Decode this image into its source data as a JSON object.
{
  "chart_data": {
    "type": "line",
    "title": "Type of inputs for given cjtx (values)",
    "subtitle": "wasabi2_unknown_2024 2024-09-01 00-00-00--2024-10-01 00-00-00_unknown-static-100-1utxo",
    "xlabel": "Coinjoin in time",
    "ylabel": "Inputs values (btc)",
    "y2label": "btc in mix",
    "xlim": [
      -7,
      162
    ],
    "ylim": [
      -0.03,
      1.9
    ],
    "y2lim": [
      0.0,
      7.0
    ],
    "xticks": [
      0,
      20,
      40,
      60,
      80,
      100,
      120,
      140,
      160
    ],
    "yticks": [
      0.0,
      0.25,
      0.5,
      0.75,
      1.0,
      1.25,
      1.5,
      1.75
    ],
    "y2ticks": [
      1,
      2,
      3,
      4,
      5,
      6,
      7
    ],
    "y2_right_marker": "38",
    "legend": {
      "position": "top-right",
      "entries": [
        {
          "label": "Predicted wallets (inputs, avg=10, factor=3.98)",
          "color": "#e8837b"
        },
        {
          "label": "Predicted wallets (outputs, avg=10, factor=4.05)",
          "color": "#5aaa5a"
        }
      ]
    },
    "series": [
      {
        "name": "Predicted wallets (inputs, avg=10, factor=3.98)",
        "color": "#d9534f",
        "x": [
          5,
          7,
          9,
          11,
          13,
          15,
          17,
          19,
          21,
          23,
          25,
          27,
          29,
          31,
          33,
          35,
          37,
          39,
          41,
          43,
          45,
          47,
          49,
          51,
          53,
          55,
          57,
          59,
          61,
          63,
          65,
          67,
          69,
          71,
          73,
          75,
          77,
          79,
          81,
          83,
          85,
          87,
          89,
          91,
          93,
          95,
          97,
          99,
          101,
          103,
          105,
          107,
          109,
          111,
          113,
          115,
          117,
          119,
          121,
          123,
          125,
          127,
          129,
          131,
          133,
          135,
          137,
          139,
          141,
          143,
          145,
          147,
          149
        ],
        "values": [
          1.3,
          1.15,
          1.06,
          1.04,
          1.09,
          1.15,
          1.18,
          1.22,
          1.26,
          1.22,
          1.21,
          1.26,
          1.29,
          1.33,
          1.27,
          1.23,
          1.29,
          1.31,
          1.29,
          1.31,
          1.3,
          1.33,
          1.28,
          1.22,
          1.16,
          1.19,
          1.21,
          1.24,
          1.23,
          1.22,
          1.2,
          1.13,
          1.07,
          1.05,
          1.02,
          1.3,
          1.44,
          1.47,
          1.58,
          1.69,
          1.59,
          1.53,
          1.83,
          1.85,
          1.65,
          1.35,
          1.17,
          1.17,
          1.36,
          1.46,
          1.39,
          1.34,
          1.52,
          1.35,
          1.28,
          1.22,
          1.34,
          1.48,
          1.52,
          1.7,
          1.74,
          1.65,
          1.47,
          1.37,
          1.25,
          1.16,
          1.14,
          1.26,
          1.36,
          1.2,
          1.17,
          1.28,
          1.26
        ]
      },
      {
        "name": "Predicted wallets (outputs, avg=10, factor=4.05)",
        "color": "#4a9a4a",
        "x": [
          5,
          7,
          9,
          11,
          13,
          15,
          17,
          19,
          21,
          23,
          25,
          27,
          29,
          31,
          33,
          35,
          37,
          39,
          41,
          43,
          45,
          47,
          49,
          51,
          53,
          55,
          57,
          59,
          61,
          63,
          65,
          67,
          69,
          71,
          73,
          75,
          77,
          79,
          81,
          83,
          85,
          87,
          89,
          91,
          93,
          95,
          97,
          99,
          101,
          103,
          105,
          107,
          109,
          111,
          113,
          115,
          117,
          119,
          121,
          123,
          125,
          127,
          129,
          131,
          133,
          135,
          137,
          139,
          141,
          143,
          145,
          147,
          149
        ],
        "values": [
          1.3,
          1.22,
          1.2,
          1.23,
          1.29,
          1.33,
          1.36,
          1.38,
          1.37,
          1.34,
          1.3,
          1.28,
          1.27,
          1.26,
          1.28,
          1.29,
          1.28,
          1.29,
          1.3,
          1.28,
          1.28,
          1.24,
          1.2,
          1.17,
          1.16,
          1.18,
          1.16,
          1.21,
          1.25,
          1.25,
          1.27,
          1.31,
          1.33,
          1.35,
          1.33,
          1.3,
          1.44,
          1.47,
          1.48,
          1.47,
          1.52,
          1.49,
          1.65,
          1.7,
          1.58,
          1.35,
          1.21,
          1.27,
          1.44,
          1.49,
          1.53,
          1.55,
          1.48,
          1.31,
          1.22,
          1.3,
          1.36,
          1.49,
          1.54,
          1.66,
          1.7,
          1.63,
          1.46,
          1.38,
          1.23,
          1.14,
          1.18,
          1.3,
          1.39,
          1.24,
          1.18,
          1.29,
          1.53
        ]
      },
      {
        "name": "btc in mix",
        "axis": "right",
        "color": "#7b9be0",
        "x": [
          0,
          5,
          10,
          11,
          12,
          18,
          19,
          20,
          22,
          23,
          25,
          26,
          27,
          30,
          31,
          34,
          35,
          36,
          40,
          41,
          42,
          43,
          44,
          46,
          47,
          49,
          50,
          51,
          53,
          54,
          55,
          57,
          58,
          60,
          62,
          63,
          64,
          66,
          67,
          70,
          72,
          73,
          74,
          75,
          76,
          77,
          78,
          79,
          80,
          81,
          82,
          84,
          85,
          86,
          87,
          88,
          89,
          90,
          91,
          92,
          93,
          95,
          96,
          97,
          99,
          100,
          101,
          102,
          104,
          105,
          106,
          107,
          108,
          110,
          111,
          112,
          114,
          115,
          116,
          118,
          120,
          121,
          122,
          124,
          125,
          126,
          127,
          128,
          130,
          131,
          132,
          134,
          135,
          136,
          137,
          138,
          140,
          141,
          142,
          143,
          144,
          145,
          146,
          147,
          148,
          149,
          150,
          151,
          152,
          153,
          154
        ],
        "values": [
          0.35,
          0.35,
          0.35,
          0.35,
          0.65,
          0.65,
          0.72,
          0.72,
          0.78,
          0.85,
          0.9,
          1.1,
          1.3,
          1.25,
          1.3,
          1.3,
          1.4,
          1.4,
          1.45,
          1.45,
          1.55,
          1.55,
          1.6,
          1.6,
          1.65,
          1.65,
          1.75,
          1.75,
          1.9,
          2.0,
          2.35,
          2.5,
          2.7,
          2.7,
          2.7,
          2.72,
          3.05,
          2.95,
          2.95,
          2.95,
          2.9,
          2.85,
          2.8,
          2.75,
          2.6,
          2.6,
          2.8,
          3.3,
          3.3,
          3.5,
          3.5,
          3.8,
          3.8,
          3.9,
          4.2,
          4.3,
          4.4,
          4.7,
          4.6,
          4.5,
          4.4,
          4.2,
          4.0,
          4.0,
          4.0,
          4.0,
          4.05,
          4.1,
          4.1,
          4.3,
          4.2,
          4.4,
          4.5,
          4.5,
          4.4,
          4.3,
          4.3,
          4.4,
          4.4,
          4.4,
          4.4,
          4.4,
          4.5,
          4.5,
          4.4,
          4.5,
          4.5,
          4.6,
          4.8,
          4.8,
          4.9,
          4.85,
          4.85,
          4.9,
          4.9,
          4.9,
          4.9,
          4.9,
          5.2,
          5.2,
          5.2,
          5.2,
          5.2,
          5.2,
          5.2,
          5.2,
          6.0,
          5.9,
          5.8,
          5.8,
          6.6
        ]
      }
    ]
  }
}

== == ==

Goal: Each line with the string "color" in it needs to be found and copied.

Answer:
          "color": "#e8837b"
          "color": "#5aaa5a"
        "color": "#d9534f",
        "color": "#4a9a4a",
        "color": "#7b9be0",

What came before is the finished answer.